— begin PROVIDED RECORDS —
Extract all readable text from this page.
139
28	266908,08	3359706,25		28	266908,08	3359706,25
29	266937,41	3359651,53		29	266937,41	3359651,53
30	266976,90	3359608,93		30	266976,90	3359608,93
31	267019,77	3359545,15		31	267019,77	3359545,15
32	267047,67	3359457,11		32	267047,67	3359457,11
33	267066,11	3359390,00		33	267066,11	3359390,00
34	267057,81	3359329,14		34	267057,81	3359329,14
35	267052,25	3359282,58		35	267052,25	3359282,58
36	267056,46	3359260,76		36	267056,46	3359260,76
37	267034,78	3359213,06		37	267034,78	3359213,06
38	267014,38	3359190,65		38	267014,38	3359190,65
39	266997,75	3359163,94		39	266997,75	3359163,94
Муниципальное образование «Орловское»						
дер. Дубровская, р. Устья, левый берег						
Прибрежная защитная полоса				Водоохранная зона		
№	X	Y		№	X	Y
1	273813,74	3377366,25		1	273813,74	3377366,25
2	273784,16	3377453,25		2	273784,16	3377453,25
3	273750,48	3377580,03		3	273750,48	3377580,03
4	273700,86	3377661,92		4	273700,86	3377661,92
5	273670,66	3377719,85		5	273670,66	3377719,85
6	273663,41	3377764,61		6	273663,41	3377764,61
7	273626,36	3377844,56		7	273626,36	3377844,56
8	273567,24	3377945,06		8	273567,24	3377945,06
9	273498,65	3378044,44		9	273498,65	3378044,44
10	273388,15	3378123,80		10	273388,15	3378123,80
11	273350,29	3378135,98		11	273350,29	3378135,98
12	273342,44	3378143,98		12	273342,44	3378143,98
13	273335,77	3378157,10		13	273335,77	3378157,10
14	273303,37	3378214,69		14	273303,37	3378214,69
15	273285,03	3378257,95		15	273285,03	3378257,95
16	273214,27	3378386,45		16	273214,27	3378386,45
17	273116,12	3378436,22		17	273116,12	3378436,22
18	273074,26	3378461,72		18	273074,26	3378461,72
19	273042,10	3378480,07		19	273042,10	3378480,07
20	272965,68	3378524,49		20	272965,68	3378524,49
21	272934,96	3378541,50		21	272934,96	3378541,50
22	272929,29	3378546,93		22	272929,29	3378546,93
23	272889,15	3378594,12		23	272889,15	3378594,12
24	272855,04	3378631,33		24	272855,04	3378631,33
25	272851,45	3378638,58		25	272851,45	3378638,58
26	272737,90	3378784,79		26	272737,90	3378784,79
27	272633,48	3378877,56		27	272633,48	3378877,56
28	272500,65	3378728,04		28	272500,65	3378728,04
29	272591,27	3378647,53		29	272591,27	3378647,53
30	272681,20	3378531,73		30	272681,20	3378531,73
— end PROVIDED RECORDS —
Produce a verbatim transcription of the entries above.

Extract all readable text from this page.
139
28	266908,08	3359706,25		28	266908,08	3359706,25
29	266937,41	3359651,53		29	266937,41	3359651,53
30	266976,90	3359608,93		30	266976,90	3359608,93
31	267019,77	3359545,15		31	267019,77	3359545,15
32	267047,67	3359457,11		32	267047,67	3359457,11
33	267066,11	3359390,00		33	267066,11	3359390,00
34	267057,81	3359329,14		34	267057,81	3359329,14
35	267052,25	3359282,58		35	267052,25	3359282,58
36	267056,46	3359260,76		36	267056,46	3359260,76
37	267034,78	3359213,06		37	267034,78	3359213,06
38	267014,38	3359190,65		38	267014,38	3359190,65
39	266997,75	3359163,94		39	266997,75	3359163,94
Муниципальное образование «Орловское»						
дер. Дубровская, р. Устья, левый берег						
Прибрежная защитная полоса				Водоохранная зона		
№	X	Y		№	X	Y
1	273813,74	3377366,25		1	273813,74	3377366,25
2	273784,16	3377453,25		2	273784,16	3377453,25
3	273750,48	3377580,03		3	273750,48	3377580,03
4	273700,86	3377661,92		4	273700,86	3377661,92
5	273670,66	3377719,85		5	273670,66	3377719,85
6	273663,41	3377764,61		6	273663,41	3377764,61
7	273626,36	3377844,56		7	273626,36	3377844,56
8	273567,24	3377945,06		8	273567,24	3377945,06
9	273498,65	3378044,44		9	273498,65	3378044,44
10	273388,15	3378123,80		10	273388,15	3378123,80
11	273350,29	3378135,98		11	273350,29	3378135,98
12	273342,44	3378143,98		12	273342,44	3378143,98
13	273335,77	3378157,10		13	273335,77	3378157,10
14	273303,37	3378214,69		14	273303,37	3378214,69
15	273285,03	3378257,95		15	273285,03	3378257,95
16	273214,27	3378386,45		16	273214,27	3378386,45
17	273116,12	3378436,22		17	273116,12	3378436,22
18	273074,26	3378461,72		18	273074,26	3378461,72
19	273042,10	3378480,07		19	273042,10	3378480,07
20	272965,68	3378524,49		20	272965,68	3378524,49
21	272934,96	3378541,50		21	272934,96	3378541,50
22	272929,29	3378546,93		22	272929,29	3378546,93
23	272889,15	3378594,12		23	272889,15	3378594,12
24	272855,04	3378631,33		24	272855,04	3378631,33
25	272851,45	3378638,58		25	272851,45	3378638,58
26	272737,90	3378784,79		26	272737,90	3378784,79
27	272633,48	3378877,56		27	272633,48	3378877,56
28	272500,65	3378728,04		28	272500,65	3378728,04
29	272591,27	3378647,53		29	272591,27	3378647,53
30	272681,20	3378531,73		30	272681,20	3378531,73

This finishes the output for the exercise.